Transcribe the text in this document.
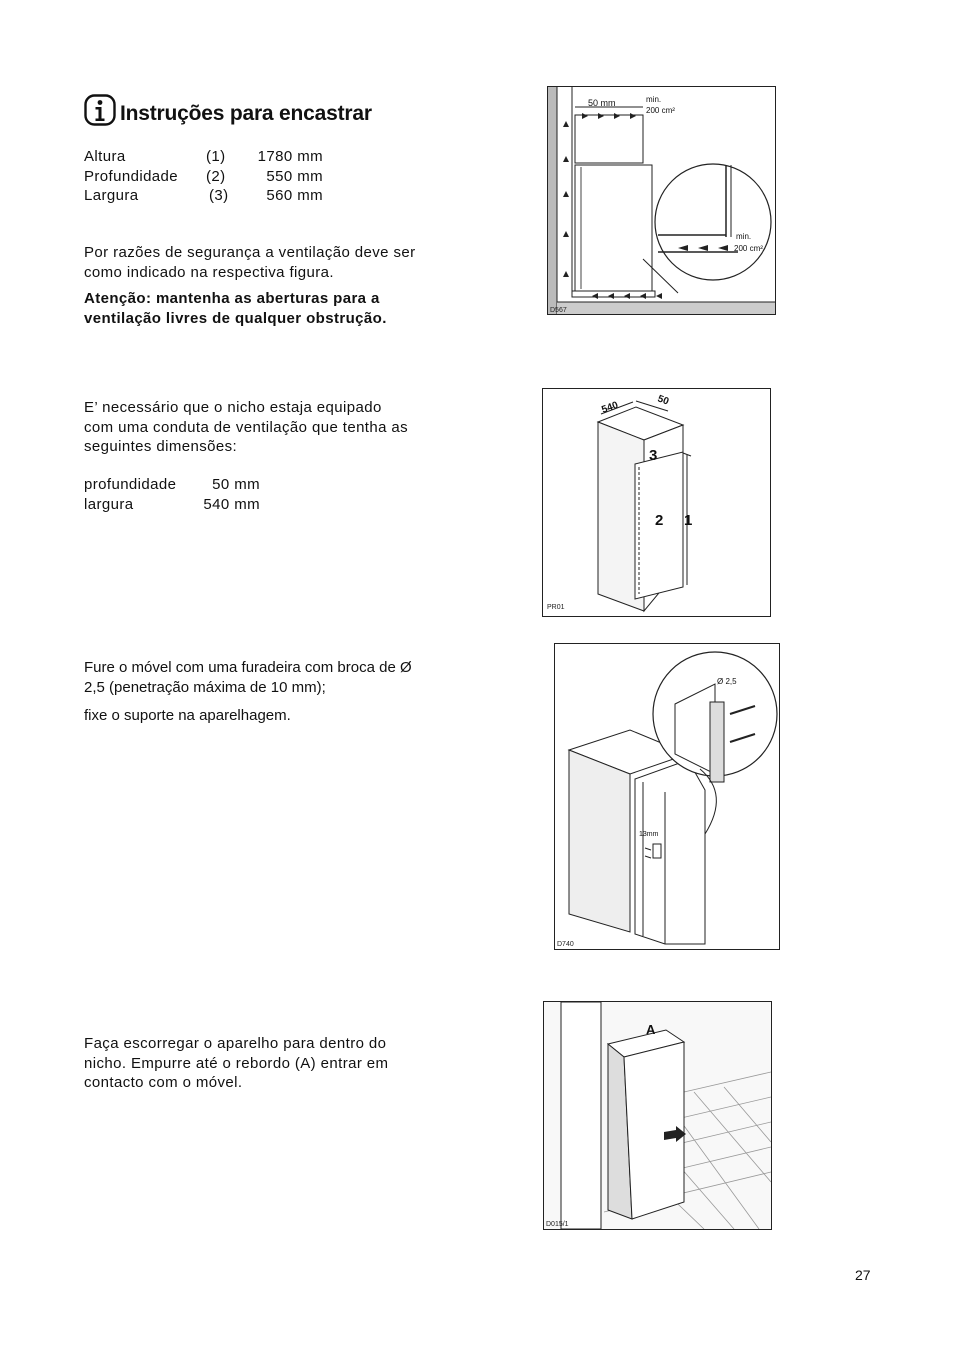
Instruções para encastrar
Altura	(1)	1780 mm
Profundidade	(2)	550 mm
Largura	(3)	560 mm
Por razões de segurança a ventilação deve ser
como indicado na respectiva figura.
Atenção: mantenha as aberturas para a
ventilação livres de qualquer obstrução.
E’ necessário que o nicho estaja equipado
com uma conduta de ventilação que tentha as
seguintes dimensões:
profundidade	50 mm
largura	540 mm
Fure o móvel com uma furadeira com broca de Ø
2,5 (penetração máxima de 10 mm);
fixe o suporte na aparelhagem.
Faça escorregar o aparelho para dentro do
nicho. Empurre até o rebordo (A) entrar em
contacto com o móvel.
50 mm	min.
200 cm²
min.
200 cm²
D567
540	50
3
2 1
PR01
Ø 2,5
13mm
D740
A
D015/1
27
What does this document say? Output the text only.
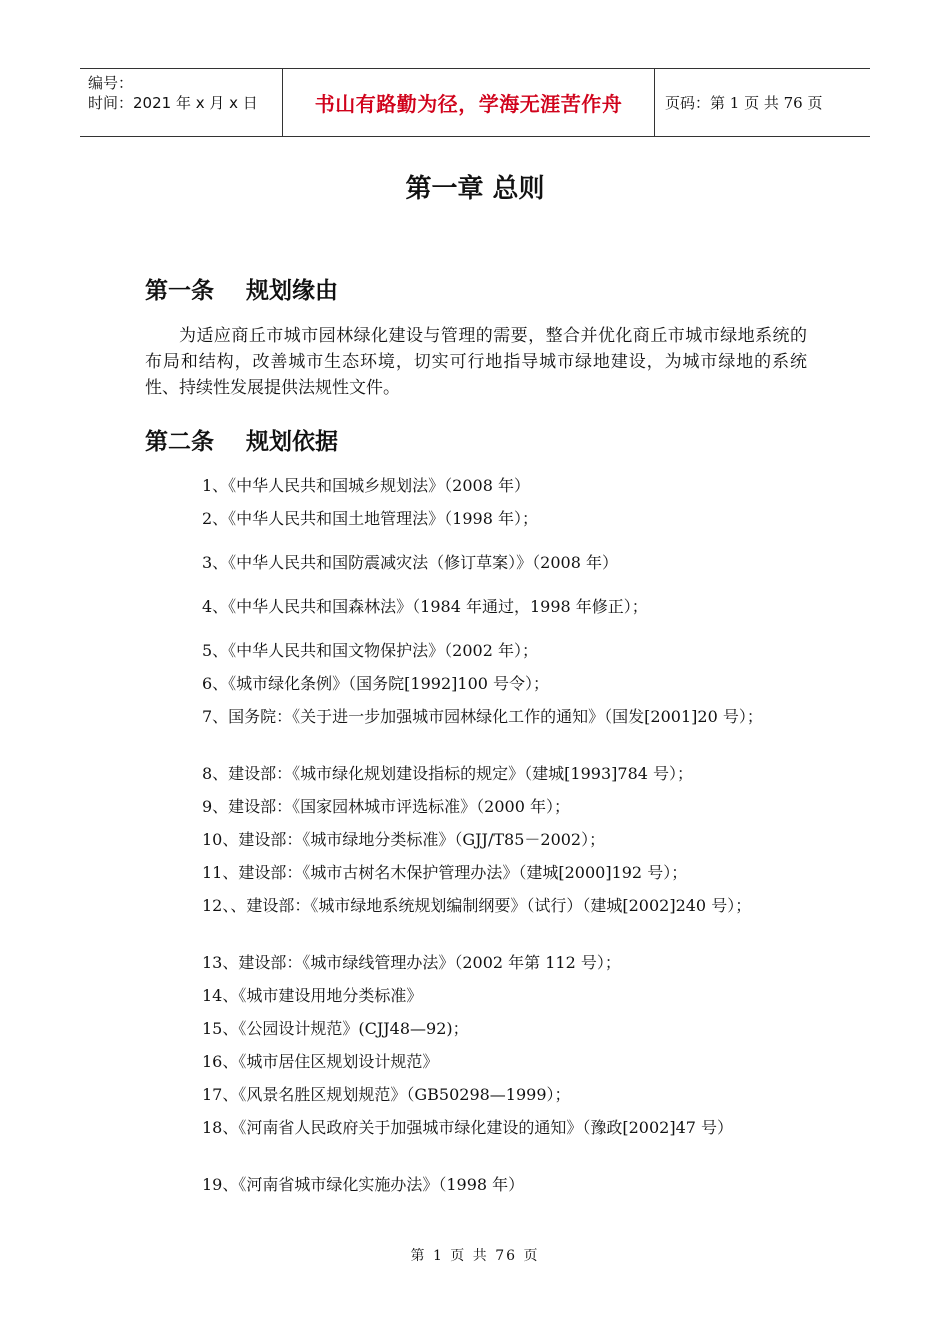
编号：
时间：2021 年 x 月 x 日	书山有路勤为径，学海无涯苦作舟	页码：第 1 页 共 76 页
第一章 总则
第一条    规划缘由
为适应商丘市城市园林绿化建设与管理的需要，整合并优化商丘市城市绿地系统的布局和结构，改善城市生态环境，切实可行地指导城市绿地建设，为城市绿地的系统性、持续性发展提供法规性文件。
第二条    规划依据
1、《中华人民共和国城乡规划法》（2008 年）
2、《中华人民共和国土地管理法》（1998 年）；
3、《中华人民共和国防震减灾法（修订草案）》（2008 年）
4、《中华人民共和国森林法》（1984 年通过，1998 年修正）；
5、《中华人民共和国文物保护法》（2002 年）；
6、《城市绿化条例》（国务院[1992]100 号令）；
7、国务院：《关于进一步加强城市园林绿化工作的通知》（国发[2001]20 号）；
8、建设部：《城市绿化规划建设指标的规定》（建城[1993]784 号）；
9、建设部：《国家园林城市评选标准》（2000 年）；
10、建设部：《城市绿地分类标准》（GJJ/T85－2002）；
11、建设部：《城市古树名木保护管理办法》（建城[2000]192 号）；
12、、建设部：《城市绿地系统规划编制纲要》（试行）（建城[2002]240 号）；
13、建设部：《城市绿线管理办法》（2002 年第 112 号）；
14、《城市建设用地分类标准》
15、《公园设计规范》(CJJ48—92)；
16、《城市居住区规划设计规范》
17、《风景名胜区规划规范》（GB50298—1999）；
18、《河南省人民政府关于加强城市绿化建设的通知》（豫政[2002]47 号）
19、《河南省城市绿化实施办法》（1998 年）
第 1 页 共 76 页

** What the task requires **
Transcribe the listing above verbatim. Omit the pictures.

** Right answer **
Transcribe the text in this document.
Instruções para encastrar
Altura	(1)	1780 mm
Profundidade	(2)	550 mm
Largura	(3)	560 mm
Por razões de segurança a ventilação deve ser
como indicado na respectiva figura.
Atenção: mantenha as aberturas para a
ventilação livres de qualquer obstrução.
E’ necessário que o nicho estaja equipado
com uma conduta de ventilação que tentha as
seguintes dimensões:
profundidade	50 mm
largura	540 mm
Fure o móvel com uma furadeira com broca de Ø
2,5 (penetração máxima de 10 mm);
fixe o suporte na aparelhagem.
Faça escorregar o aparelho para dentro do
nicho. Empurre até o rebordo (A) entrar em
contacto com o móvel.
50 mm	min.
200 cm²
min.
200 cm²
D567
540	50
3
2 1
PR01
Ø 2,5
13mm
D740
A
D015/1
27
What does this document say? Output the text only.
编号：
时间：2021 年 x 月 x 日	书山有路勤为径，学海无涯苦作舟	页码：第 1 页 共 76 页
第一章 总则
第一条    规划缘由
为适应商丘市城市园林绿化建设与管理的需要，整合并优化商丘市城市绿地系统的布局和结构，改善城市生态环境，切实可行地指导城市绿地建设，为城市绿地的系统性、持续性发展提供法规性文件。
第二条    规划依据
1、《中华人民共和国城乡规划法》（2008 年）
2、《中华人民共和国土地管理法》（1998 年）；
3、《中华人民共和国防震减灾法（修订草案）》（2008 年）
4、《中华人民共和国森林法》（1984 年通过，1998 年修正）；
5、《中华人民共和国文物保护法》（2002 年）；
6、《城市绿化条例》（国务院[1992]100 号令）；
7、国务院：《关于进一步加强城市园林绿化工作的通知》（国发[2001]20 号）；
8、建设部：《城市绿化规划建设指标的规定》（建城[1993]784 号）；
9、建设部：《国家园林城市评选标准》（2000 年）；
10、建设部：《城市绿地分类标准》（GJJ/T85－2002）；
11、建设部：《城市古树名木保护管理办法》（建城[2000]192 号）；
12、、建设部：《城市绿地系统规划编制纲要》（试行）（建城[2002]240 号）；
13、建设部：《城市绿线管理办法》（2002 年第 112 号）；
14、《城市建设用地分类标准》
15、《公园设计规范》(CJJ48—92)；
16、《城市居住区规划设计规范》
17、《风景名胜区规划规范》（GB50298—1999）；
18、《河南省人民政府关于加强城市绿化建设的通知》（豫政[2002]47 号）
19、《河南省城市绿化实施办法》（1998 年）
第 1 页 共 76 页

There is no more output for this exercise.